======== RECORD EXTRACTS

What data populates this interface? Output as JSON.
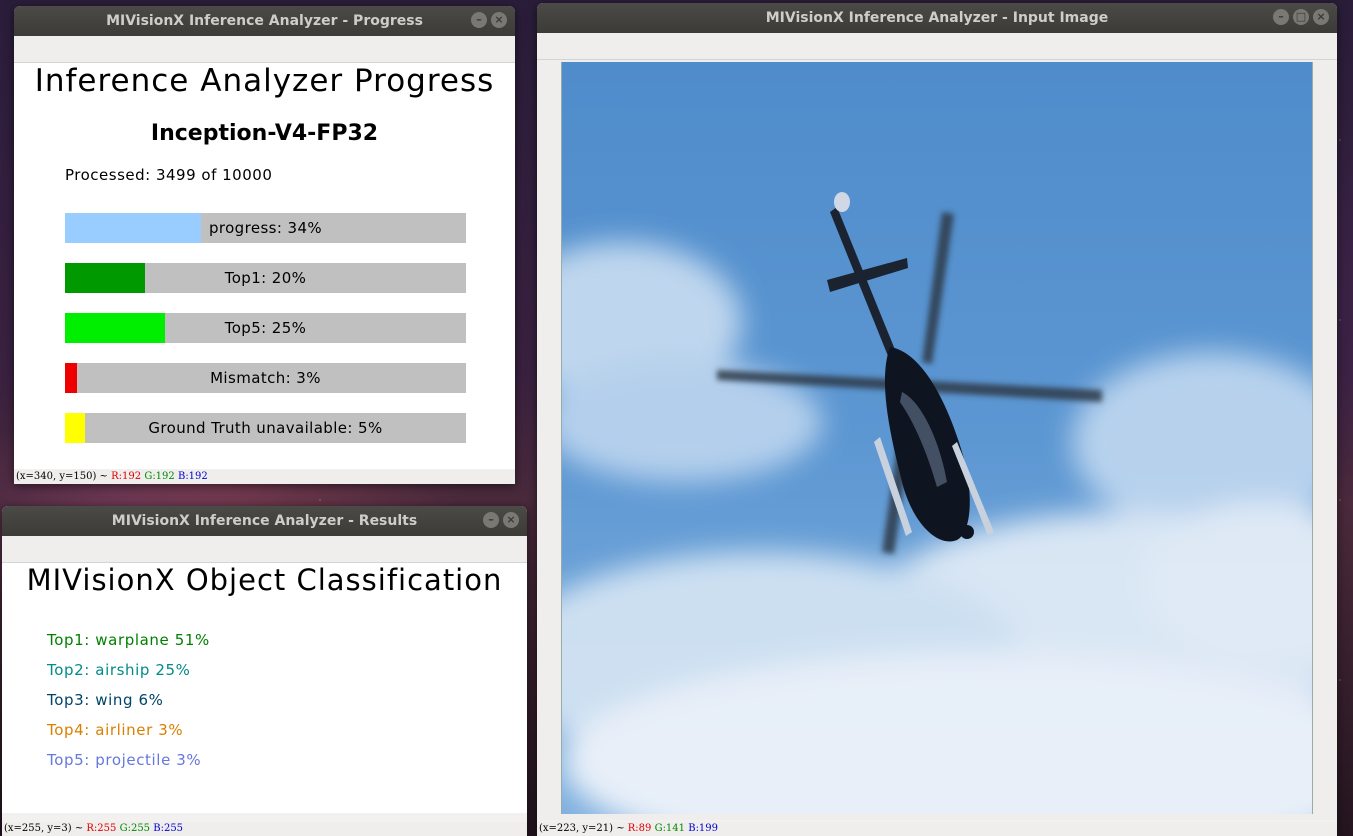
{
  "progress_window": {
    "title": "MIVisionX Inference Analyzer - Progress",
    "heading": "Inference Analyzer Progress",
    "model": "Inception-V4-FP32",
    "processed_text": "Processed: 3499 of 10000",
    "bars": [
      {
        "label": "progress: 34%",
        "fraction": 0.34,
        "color": "#99ccff"
      },
      {
        "label": "Top1: 20%",
        "fraction": 0.2,
        "color": "#009900"
      },
      {
        "label": "Top5: 25%",
        "fraction": 0.25,
        "color": "#00ee00"
      },
      {
        "label": "Mismatch: 3%",
        "fraction": 0.03,
        "color": "#ee0000"
      },
      {
        "label": "Ground Truth unavailable: 5%",
        "fraction": 0.05,
        "color": "#ffff00"
      }
    ],
    "status": {
      "coords": "(x=340, y=150) ~",
      "r": "R:192",
      "g": "G:192",
      "b": "B:192"
    }
  },
  "results_window": {
    "title": "MIVisionX Inference Analyzer - Results",
    "heading": "MIVisionX Object Classification",
    "results": [
      {
        "text": "Top1: warplane 51%",
        "color": "#008000"
      },
      {
        "text": "Top2: airship 25%",
        "color": "#008b8b"
      },
      {
        "text": "Top3: wing 6%",
        "color": "#004466"
      },
      {
        "text": "Top4: airliner 3%",
        "color": "#d98000"
      },
      {
        "text": "Top5: projectile 3%",
        "color": "#6677dd"
      }
    ],
    "status": {
      "coords": "(x=255, y=3) ~",
      "r": "R:255",
      "g": "G:255",
      "b": "B:255"
    }
  },
  "input_window": {
    "title": "MIVisionX Inference Analyzer - Input Image",
    "status": {
      "coords": "(x=223, y=21) ~",
      "r": "R:89",
      "g": "G:141",
      "b": "B:199"
    }
  }
}
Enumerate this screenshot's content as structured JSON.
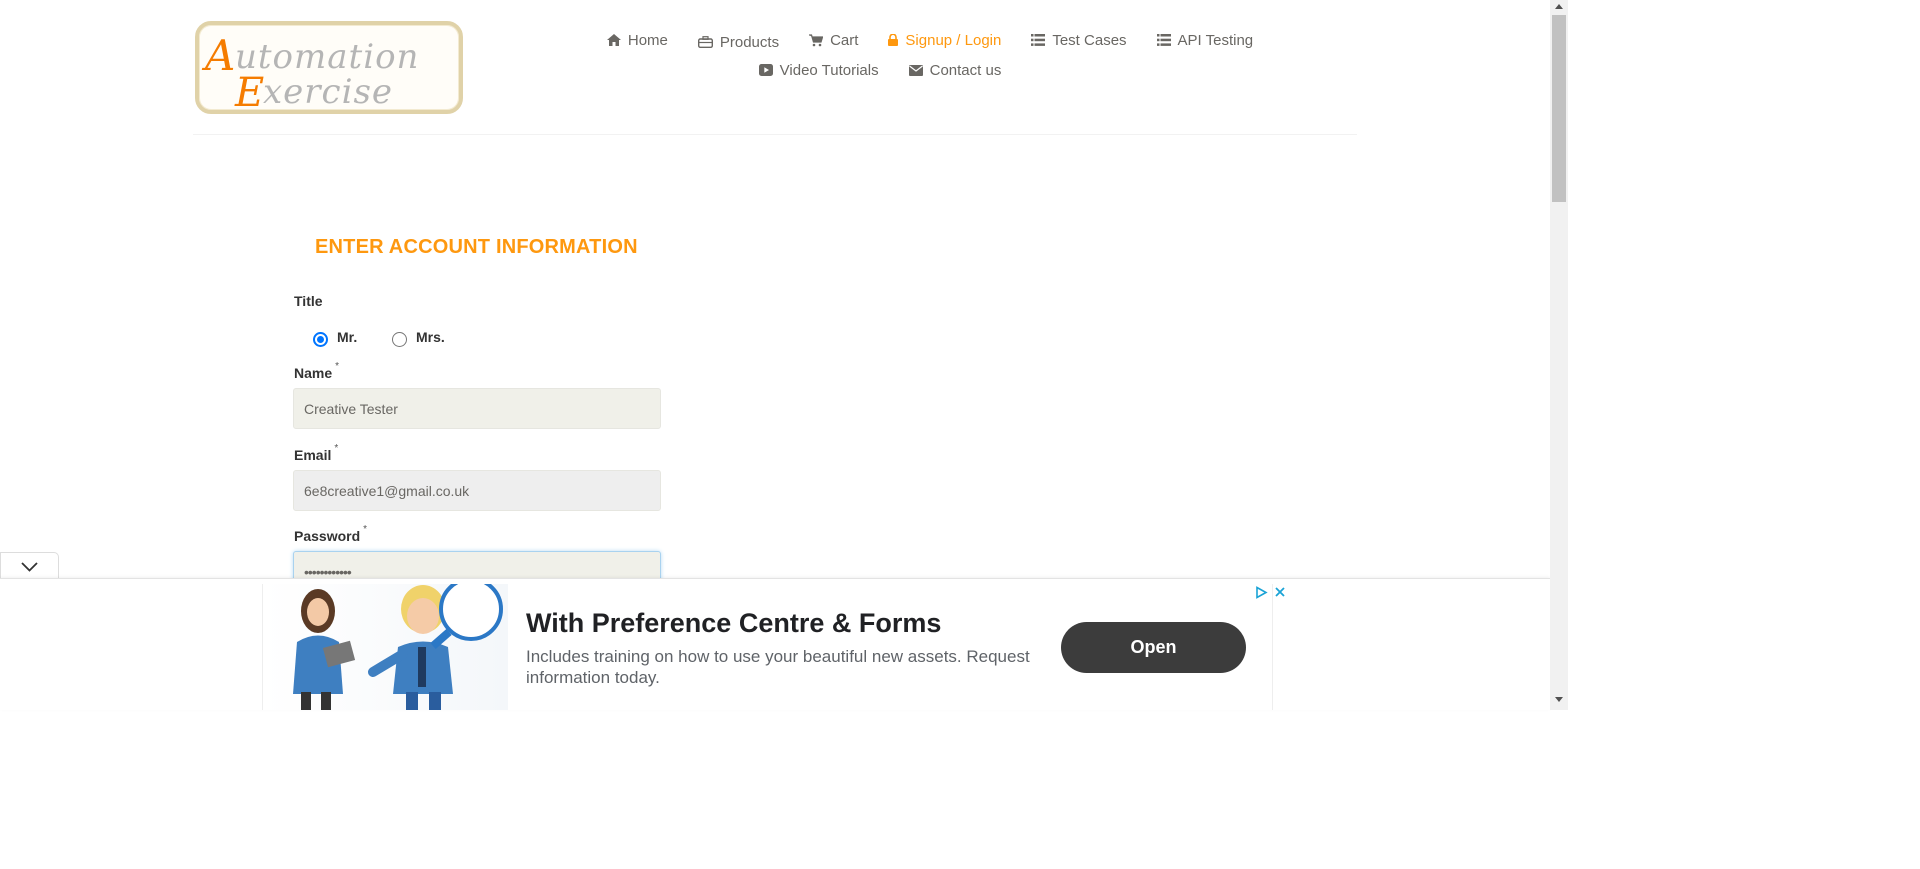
{
  "logo": {
    "line1": "Automation",
    "line2": "Exercise"
  },
  "nav": {
    "row1": [
      {
        "label": "Home",
        "icon": "home-icon",
        "active": false
      },
      {
        "label": "Products",
        "icon": "briefcase-icon",
        "active": false
      },
      {
        "label": "Cart",
        "icon": "cart-icon",
        "active": false
      },
      {
        "label": "Signup / Login",
        "icon": "lock-icon",
        "active": true
      },
      {
        "label": "Test Cases",
        "icon": "list-icon",
        "active": false
      },
      {
        "label": "API Testing",
        "icon": "list-icon",
        "active": false
      }
    ],
    "row2": [
      {
        "label": "Video Tutorials",
        "icon": "youtube-icon",
        "active": false
      },
      {
        "label": "Contact us",
        "icon": "envelope-icon",
        "active": false
      }
    ]
  },
  "form": {
    "title": "ENTER ACCOUNT INFORMATION",
    "title_label": "Title",
    "radio_mr": "Mr.",
    "radio_mrs": "Mrs.",
    "selected_title": "Mr.",
    "name_label": "Name",
    "name_value": "Creative Tester",
    "email_label": "Email",
    "email_value": "6e8creative1@gmail.co.uk",
    "password_label": "Password",
    "password_value": "••••••••••••",
    "required_mark": "*"
  },
  "ad": {
    "headline": "With Preference Centre & Forms",
    "body": "Includes training on how to use your beautiful new assets. Request information today.",
    "button": "Open"
  },
  "colors": {
    "accent": "#FE980F",
    "radio": "#0075ff",
    "ad_button": "#3c3c3c"
  }
}
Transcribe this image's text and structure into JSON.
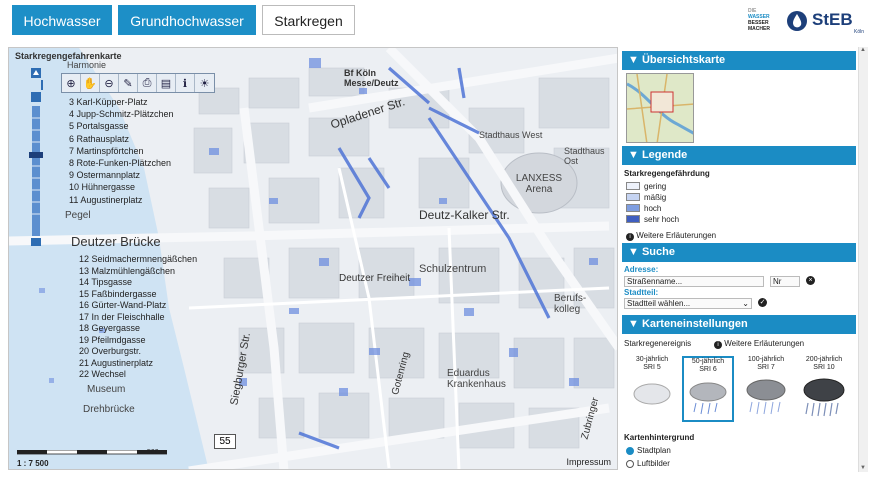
{
  "tabs": [
    {
      "label": "Hochwasser",
      "active": true
    },
    {
      "label": "Grundhochwasser",
      "active": true
    },
    {
      "label": "Starkregen",
      "active": false
    }
  ],
  "logos": {
    "left": [
      "DIE",
      "WASSER",
      "BESSER",
      "MACHER"
    ],
    "right": "StEB",
    "right_sub": "Köln"
  },
  "map": {
    "title": "Starkregengefahrenkarte",
    "toolbar_icons": [
      "zoom-in-icon",
      "pan-hand-icon",
      "zoom-out-icon",
      "measure-icon",
      "print-icon",
      "layers-icon",
      "info-icon",
      "light-bulb-icon"
    ],
    "legend_list_1": [
      "3 Karl-Küpper-Platz",
      "4 Jupp-Schmitz-Plätzchen",
      "5 Portalsgasse",
      "6 Rathausplatz",
      "7 Martinspförtchen",
      "8 Rote-Funken-Plätzchen",
      "9 Ostermannplatz",
      "10 Hühnergasse",
      "11 Augustinerplatz"
    ],
    "legend_list_2": [
      "12 Seidmachermnengäßchen",
      "13 Malzmühlengäßchen",
      "14 Tipsgasse",
      "15 Faßbindergasse",
      "16 Gürter-Wand-Platz",
      "17 In der Fleischhalle",
      "18 Geyergasse",
      "19 Pfeilmdgasse",
      "20 Overburgstr.",
      "21 Augustinerplatz",
      "22 Wechsel"
    ],
    "labels": [
      {
        "text": "Deutzer Brücke"
      },
      {
        "text": "Deutz-Kalker Str."
      },
      {
        "text": "Opladener Str."
      },
      {
        "text": "LANXESS Arena"
      },
      {
        "text": "Schulzentrum"
      },
      {
        "text": "Eduardus Krankenhaus"
      },
      {
        "text": "Museum"
      },
      {
        "text": "Drehbrücke"
      },
      {
        "text": "Siegburger Str."
      },
      {
        "text": "Deutzer Freiheit"
      },
      {
        "text": "Stadthaus West"
      },
      {
        "text": "Stadthaus Ost"
      },
      {
        "text": "Berufs-kolleg"
      },
      {
        "text": "Gotenring"
      },
      {
        "text": "Zubringer"
      },
      {
        "text": "Harmonie"
      },
      {
        "text": "Bf Köln Messe/Deutz"
      },
      {
        "text": "Pegel"
      },
      {
        "text": "55"
      }
    ],
    "scale_text": "1 : 7 500",
    "scale_unit": "500 m",
    "impressum": "Impressum"
  },
  "sidebar": {
    "overview": {
      "title": "Übersichtskarte"
    },
    "legend": {
      "title": "Legende",
      "heading": "Starkregengefährdung",
      "items": [
        {
          "label": "gering",
          "color": "#eef2fb"
        },
        {
          "label": "mäßig",
          "color": "#c6d4f2"
        },
        {
          "label": "hoch",
          "color": "#7f9ee0"
        },
        {
          "label": "sehr hoch",
          "color": "#3f5ec0"
        }
      ],
      "more": "Weitere Erläuterungen"
    },
    "search": {
      "title": "Suche",
      "address_label": "Adresse:",
      "street_placeholder": "Straßenname...",
      "nr_placeholder": "Nr",
      "district_label": "Stadtteil:",
      "district_value": "Stadtteil wählen..."
    },
    "settings": {
      "title": "Karteneinstellungen",
      "event_label": "Starkregenereignis",
      "more": "Weitere Erläuterungen",
      "events": [
        {
          "label": "30-jährlich",
          "sub": "SRI 5",
          "selected": false
        },
        {
          "label": "50-jährlich",
          "sub": "SRI 6",
          "selected": true
        },
        {
          "label": "100-jährlich",
          "sub": "SRI 7",
          "selected": false
        },
        {
          "label": "200-jährlich",
          "sub": "SRI 10",
          "selected": false
        }
      ],
      "background_label": "Kartenhintergrund",
      "bg_options": [
        {
          "label": "Stadtplan",
          "selected": true
        },
        {
          "label": "Luftbilder",
          "selected": false
        }
      ]
    }
  }
}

================

● **THE REQUEST**: From the entries above, pull out each line that includes "Erläuterungen".

● **SOLUTION**:
      "more": "Weitere Erläuterungen"
      "more": "Weitere Erläuterungen",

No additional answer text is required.